Transcribe the entries below exactly; leave every image out.
* * *
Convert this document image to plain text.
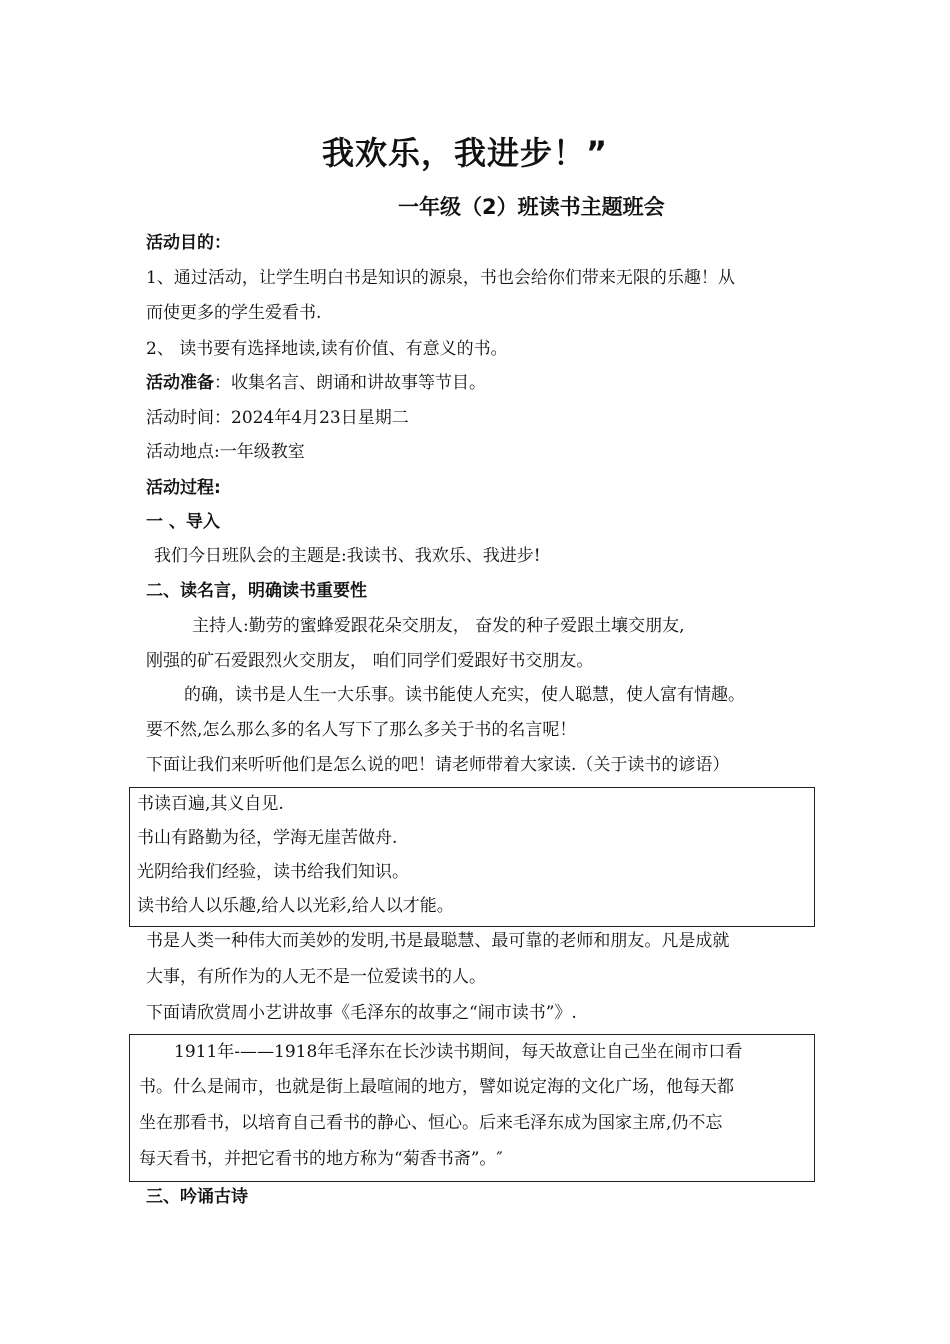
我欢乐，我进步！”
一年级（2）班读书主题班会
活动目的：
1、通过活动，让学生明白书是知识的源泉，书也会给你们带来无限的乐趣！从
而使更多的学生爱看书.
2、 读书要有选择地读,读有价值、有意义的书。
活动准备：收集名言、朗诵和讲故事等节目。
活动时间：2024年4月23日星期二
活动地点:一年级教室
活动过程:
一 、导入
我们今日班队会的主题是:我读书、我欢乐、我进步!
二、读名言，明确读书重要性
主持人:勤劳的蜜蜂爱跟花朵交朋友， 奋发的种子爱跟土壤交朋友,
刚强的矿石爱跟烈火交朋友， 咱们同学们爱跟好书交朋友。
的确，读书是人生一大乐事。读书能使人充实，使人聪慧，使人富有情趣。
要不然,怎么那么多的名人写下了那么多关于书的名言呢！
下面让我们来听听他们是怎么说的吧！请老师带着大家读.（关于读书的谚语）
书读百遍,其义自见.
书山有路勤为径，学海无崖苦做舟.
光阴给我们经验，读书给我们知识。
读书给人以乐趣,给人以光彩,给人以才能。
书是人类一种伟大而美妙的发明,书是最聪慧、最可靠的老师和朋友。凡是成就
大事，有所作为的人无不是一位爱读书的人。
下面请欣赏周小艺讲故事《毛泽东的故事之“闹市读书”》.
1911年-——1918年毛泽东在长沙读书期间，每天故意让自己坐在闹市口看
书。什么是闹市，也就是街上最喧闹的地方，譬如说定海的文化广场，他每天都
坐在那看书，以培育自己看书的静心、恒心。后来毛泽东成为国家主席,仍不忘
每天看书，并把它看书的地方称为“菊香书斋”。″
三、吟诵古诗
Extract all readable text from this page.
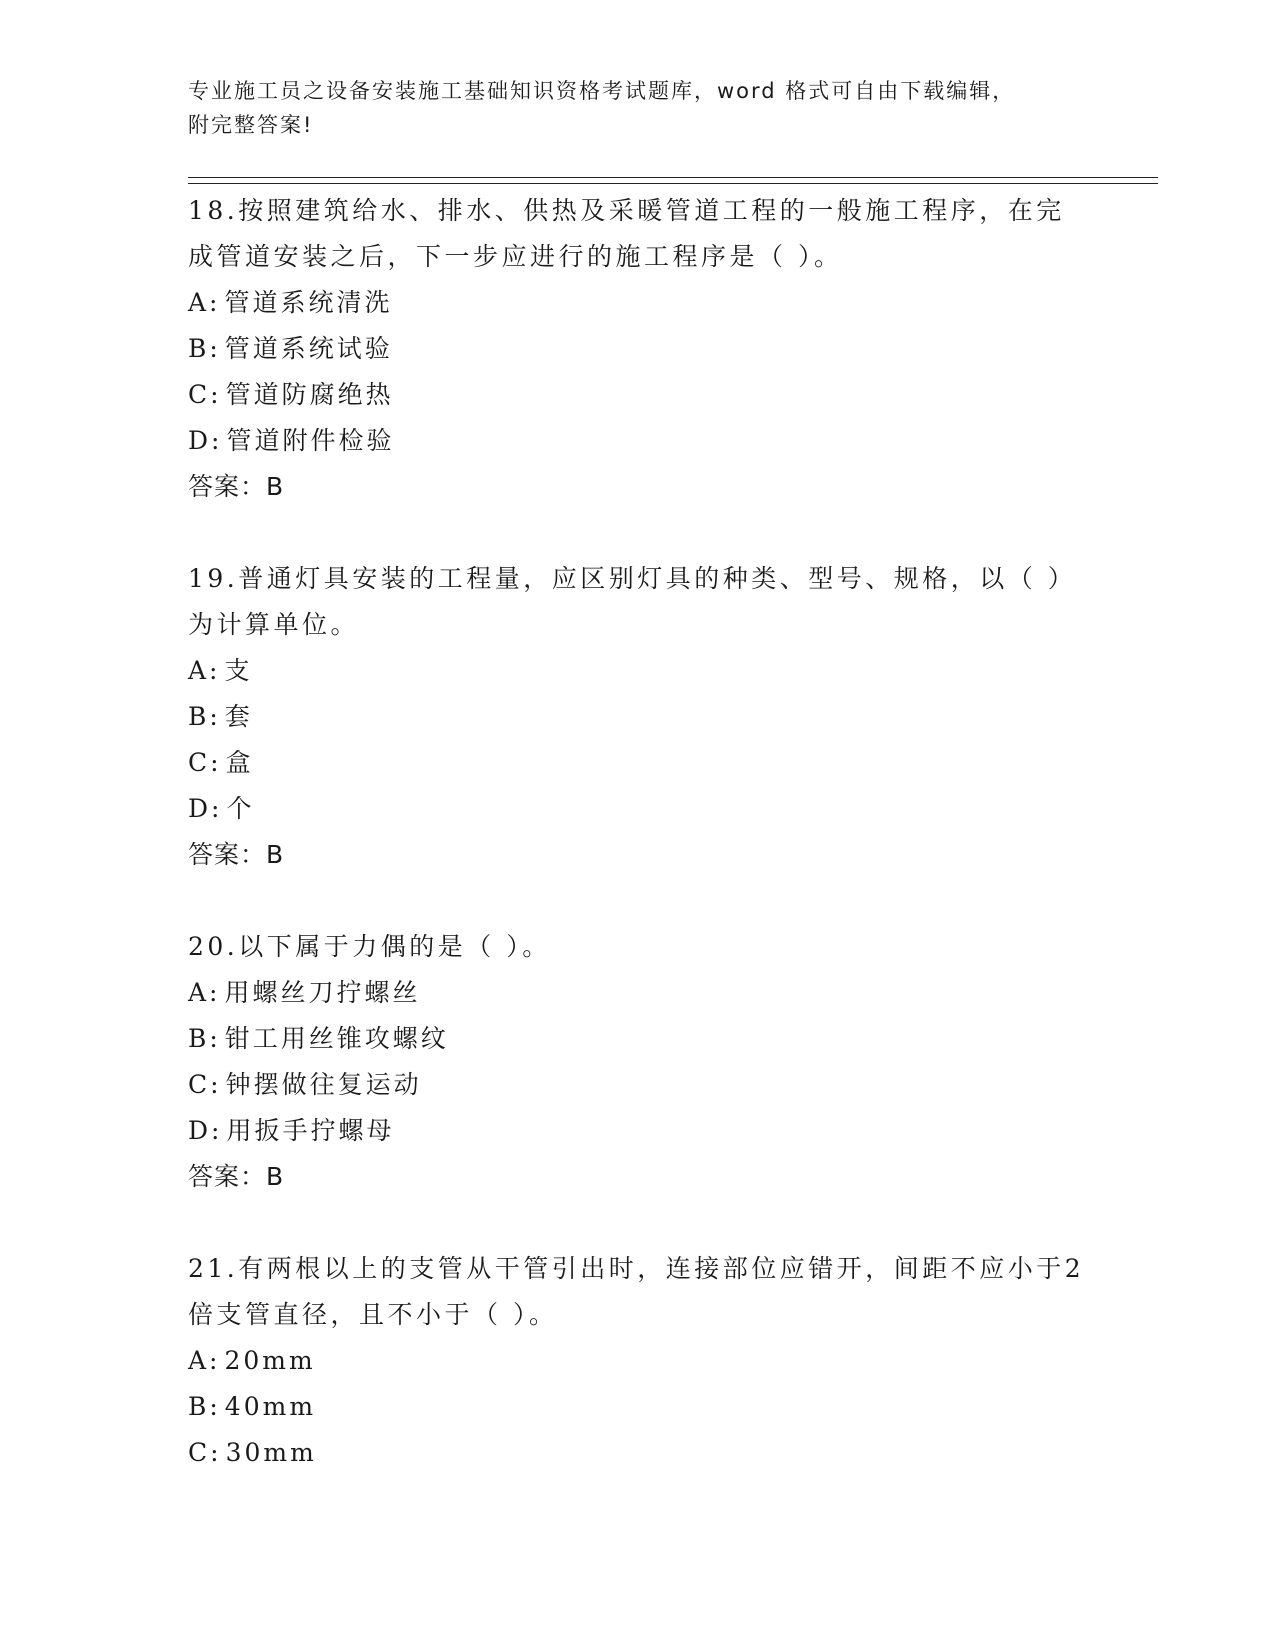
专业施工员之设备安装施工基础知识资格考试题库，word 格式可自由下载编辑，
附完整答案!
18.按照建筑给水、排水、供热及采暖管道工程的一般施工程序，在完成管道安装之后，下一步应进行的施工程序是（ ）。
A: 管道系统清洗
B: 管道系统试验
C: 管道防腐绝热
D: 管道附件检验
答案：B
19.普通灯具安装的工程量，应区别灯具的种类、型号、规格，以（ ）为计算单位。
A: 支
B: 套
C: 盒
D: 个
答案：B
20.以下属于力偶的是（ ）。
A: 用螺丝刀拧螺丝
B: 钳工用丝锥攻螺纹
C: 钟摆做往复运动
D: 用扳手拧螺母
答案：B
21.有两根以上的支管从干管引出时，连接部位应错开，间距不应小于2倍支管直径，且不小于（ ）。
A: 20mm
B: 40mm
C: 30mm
* * *
▶ [EXERCISE RESPONSE]
Convert this document image to plain text.
我欢乐，我进步！”
一年级（2）班读书主题班会
活动目的：
1、通过活动，让学生明白书是知识的源泉，书也会给你们带来无限的乐趣！从
而使更多的学生爱看书.
2、 读书要有选择地读,读有价值、有意义的书。
活动准备：收集名言、朗诵和讲故事等节目。
活动时间：2024年4月23日星期二
活动地点:一年级教室
活动过程:
一 、导入
我们今日班队会的主题是:我读书、我欢乐、我进步!
二、读名言，明确读书重要性
主持人:勤劳的蜜蜂爱跟花朵交朋友， 奋发的种子爱跟土壤交朋友,
刚强的矿石爱跟烈火交朋友， 咱们同学们爱跟好书交朋友。
的确，读书是人生一大乐事。读书能使人充实，使人聪慧，使人富有情趣。
要不然,怎么那么多的名人写下了那么多关于书的名言呢！
下面让我们来听听他们是怎么说的吧！请老师带着大家读.（关于读书的谚语）
书读百遍,其义自见.
书山有路勤为径，学海无崖苦做舟.
光阴给我们经验，读书给我们知识。
读书给人以乐趣,给人以光彩,给人以才能。
书是人类一种伟大而美妙的发明,书是最聪慧、最可靠的老师和朋友。凡是成就
大事，有所作为的人无不是一位爱读书的人。
下面请欣赏周小艺讲故事《毛泽东的故事之“闹市读书”》.
1911年-——1918年毛泽东在长沙读书期间，每天故意让自己坐在闹市口看
书。什么是闹市，也就是街上最喧闹的地方，譬如说定海的文化广场，他每天都
坐在那看书，以培育自己看书的静心、恒心。后来毛泽东成为国家主席,仍不忘
每天看书，并把它看书的地方称为“菊香书斋”。″
三、吟诵古诗
Extract all readable text from this page.
专业施工员之设备安装施工基础知识资格考试题库，word 格式可自由下载编辑，
附完整答案!
18.按照建筑给水、排水、供热及采暖管道工程的一般施工程序，在完成管道安装之后，下一步应进行的施工程序是（ ）。
A: 管道系统清洗
B: 管道系统试验
C: 管道防腐绝热
D: 管道附件检验
答案：B
19.普通灯具安装的工程量，应区别灯具的种类、型号、规格，以（ ）为计算单位。
A: 支
B: 套
C: 盒
D: 个
答案：B
20.以下属于力偶的是（ ）。
A: 用螺丝刀拧螺丝
B: 钳工用丝锥攻螺纹
C: 钟摆做往复运动
D: 用扳手拧螺母
答案：B
21.有两根以上的支管从干管引出时，连接部位应错开，间距不应小于2倍支管直径，且不小于（ ）。
A: 20mm
B: 40mm
C: 30mm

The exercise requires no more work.